[Page excerpt Boundary: Start]

I sold a bearded dragon female to someone who i thought gave the impression that he knew what he was doing. 

He was fully aware that she had been brumating and wasn`t feeding very well, she was also a bit dehydrated due to not feeding. I only decided to rehome her due to my current circumstances and my lack of time, knowledge etc to get her feeding. I wish i hadn`t now.

She was advertised as not being in the best of health, and i sold her giving him full information about her condition and behaviour, he had a good look at her before he took her and still wanted to take her. Her price very much reflected her condition, and took only a token gesture money wise to ensure that she wasn`t seen as "free to a good home"

I`d been working on her dehydration by bathing her and spraying her with a reptiboost solution, and had been assist feeding her a pinky once a week until she`d got herself going again. I told him what i`d been doing and he said he would continue with it.

Less than 18 hours after he took her home i get an email....



> Its ***** who brought the sick female bd from you. Just letting you know shes suviving still but she is very sleepy, she opens her eyes whenever you move or pick her up but apart from that not at all. Did she used to move around much or eat on her own acord when you had her? Just wondering if she as changed at all since she came here, so far we have force fed her quite alot with liquidised veg, water and calcium so i dont think she is dehydrating much anymore if at all. My main concern is weather she will ever eat on her own acord again thats why im asking if she did when you had her. Also how did you get her to eat that pinky? she pooped that out today and it didnt look digested at all, i guess she asnt got enough energy to digest solids no more. I will continue to force feed her every day until something happens, she definatly wont die from lack of food/water this way but its just a question of weather she as a illness that cant be cured.


I replied with the answers and told him to be very careful about forcefeeding her, as she was still technically brumating, and as she hadn`t digested the pink it was a good indication that her system hadn`t gotten back into order again yet. I told him that too much would kill her a lot quicker than too little!

[Page excerpt Boundary: End]

Tasks to carry out:
1) Set down the part of the bearded dragon post that opens with the words "She was advertised" and closes with "get an email....", copying it word for word.
2) Answer these questions about the bearded dragon post:
(a) How often had the seller been assist feeding her a pinky?
(b) How long after the buyer took her home did the email arrive?
(c) What does the buyer say they had force fed her with?
3) Continue the bearded dragon post from its last sentence.

[Record set Boundary: Start]

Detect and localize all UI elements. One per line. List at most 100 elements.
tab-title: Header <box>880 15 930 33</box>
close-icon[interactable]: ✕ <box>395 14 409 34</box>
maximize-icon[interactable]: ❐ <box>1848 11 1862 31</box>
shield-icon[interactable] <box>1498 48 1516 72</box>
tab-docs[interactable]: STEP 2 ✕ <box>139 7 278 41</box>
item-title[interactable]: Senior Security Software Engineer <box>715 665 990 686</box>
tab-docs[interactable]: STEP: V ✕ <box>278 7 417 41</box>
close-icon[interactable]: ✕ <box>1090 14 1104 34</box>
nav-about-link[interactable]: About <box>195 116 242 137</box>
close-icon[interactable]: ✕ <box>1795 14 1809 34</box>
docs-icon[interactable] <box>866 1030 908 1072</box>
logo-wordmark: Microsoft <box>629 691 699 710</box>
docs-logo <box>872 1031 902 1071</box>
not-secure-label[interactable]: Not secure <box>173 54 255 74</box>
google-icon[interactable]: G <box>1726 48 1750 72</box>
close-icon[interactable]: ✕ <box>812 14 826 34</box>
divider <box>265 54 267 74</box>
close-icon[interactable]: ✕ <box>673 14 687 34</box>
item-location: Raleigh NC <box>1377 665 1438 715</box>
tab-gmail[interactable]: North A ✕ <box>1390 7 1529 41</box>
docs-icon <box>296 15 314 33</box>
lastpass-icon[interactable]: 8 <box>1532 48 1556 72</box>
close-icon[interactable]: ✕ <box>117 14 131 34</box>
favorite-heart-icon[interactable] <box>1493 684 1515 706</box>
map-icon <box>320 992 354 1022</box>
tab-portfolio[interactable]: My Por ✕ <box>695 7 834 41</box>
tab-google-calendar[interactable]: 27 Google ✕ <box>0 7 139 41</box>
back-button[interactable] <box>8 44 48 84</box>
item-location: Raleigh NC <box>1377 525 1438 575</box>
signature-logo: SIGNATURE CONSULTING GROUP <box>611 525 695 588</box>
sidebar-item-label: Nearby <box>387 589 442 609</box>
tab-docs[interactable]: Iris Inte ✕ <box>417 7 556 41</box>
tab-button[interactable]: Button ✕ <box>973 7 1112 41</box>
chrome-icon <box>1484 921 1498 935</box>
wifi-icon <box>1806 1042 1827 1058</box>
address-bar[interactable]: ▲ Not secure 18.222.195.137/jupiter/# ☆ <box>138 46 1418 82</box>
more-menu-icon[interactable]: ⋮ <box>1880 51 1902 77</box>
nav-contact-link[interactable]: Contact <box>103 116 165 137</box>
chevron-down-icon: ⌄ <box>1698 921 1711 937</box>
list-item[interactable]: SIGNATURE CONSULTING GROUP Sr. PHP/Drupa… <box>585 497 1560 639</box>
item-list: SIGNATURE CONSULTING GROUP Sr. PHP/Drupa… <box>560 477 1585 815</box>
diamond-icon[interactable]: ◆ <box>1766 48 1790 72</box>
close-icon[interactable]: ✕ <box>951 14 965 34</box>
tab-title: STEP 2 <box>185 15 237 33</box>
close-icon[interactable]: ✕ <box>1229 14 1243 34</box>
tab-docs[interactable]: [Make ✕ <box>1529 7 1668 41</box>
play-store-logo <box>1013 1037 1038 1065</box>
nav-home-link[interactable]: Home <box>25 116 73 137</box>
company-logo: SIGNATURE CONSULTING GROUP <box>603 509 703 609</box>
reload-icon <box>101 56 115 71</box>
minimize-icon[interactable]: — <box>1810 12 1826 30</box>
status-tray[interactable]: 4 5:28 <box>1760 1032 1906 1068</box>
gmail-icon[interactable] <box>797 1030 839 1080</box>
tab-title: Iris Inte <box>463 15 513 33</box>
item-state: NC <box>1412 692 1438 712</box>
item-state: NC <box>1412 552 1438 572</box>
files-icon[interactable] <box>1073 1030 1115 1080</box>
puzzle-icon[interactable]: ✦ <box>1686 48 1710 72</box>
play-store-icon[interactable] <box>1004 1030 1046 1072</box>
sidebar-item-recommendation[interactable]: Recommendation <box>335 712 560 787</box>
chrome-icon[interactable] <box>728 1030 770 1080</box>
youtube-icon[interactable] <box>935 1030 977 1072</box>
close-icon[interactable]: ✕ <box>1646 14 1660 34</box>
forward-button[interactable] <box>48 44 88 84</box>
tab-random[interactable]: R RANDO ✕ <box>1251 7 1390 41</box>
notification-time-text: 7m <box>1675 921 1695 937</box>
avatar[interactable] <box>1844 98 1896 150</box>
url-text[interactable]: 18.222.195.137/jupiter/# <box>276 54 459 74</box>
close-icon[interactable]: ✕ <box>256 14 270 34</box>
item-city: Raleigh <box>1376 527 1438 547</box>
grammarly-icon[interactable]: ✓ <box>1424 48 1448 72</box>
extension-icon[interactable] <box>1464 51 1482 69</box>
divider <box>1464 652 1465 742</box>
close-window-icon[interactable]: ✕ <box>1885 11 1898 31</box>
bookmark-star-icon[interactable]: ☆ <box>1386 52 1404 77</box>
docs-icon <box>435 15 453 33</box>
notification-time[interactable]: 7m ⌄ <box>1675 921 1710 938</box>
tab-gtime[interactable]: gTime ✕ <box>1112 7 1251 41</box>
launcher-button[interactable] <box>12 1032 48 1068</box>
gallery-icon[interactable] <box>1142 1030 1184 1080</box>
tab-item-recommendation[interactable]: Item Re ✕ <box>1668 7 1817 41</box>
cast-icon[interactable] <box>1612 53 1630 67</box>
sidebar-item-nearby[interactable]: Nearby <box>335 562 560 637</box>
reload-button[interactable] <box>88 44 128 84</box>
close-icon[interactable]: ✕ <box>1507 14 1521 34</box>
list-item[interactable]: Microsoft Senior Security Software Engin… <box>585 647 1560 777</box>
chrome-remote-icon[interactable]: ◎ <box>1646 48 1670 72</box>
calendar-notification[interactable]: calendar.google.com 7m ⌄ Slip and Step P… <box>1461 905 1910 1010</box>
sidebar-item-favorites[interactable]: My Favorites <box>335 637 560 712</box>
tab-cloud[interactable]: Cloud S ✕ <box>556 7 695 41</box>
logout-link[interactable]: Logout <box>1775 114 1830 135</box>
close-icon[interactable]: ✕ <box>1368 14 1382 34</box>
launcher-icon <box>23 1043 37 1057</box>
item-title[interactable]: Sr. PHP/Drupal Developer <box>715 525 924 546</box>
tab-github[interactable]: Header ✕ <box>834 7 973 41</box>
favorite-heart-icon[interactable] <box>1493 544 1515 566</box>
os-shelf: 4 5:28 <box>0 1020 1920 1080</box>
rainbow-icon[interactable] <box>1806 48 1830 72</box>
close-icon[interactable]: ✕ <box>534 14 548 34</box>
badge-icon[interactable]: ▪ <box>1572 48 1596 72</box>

[Record set Boundary: End]

Answer set:
1)
She was advertised as not being in the best of health, and i sold her giving him full information about her condition and behaviour, he had a good look at her before he took her and still wanted to take her. Her price very much reflected her condition, and took only a token gesture money wise to ensure that she wasn`t seen as "free to a good home"

I`d been working on her dehydration by bathing her and spraying her with a reptiboost solution, and had been assist feeding her a pinky once a week until she`d got herself going again. I told him what i`d been doing and he said he would continue with it.

Less than 18 hours after he took her home i get an email....

2)
(a) Once a week.
(b) Less than 18 hours.
(c) Liquidised veg, water and calcium.

3)
Then i get this one, again within 20 hours of her leaving here:



> Hi Amanda,
> 
> Well i havent got any critical care formula at the moment because of it being sunday yesterday not many places open but i will get some, so far i have just been giving her calcium often for her bones, i would say she as had atleast half a pint of water plus alot of food so far so she shouldnt be dehydrating now. Very glad to hear she asnt got internal parasites because thats what ive been thinking ever since i brought her back. I will keep you updated about her, thanks for everything


At least HALF A PINT, and a lot of food... in less than 24 hours??? Is it just me or is that seriously overdoing it in a beardie who hasn`t eaten for a good few weeks??? I basically told him to leave her alone and give her nothing more for a few days. I warned him of the risk of a calcium overdose, plus the risk of sending her body into shock by forcefeeding her this amount.

This morning she was dead.

Now to be fair, i told him that if something did happen, if she did die within the next week or so, which was entirely unexpected but i was trying to be nice, then i would refund the money he paid, but i can`t help feeling that forcing her that amount in such a short time could only have contributed, if not caused her death.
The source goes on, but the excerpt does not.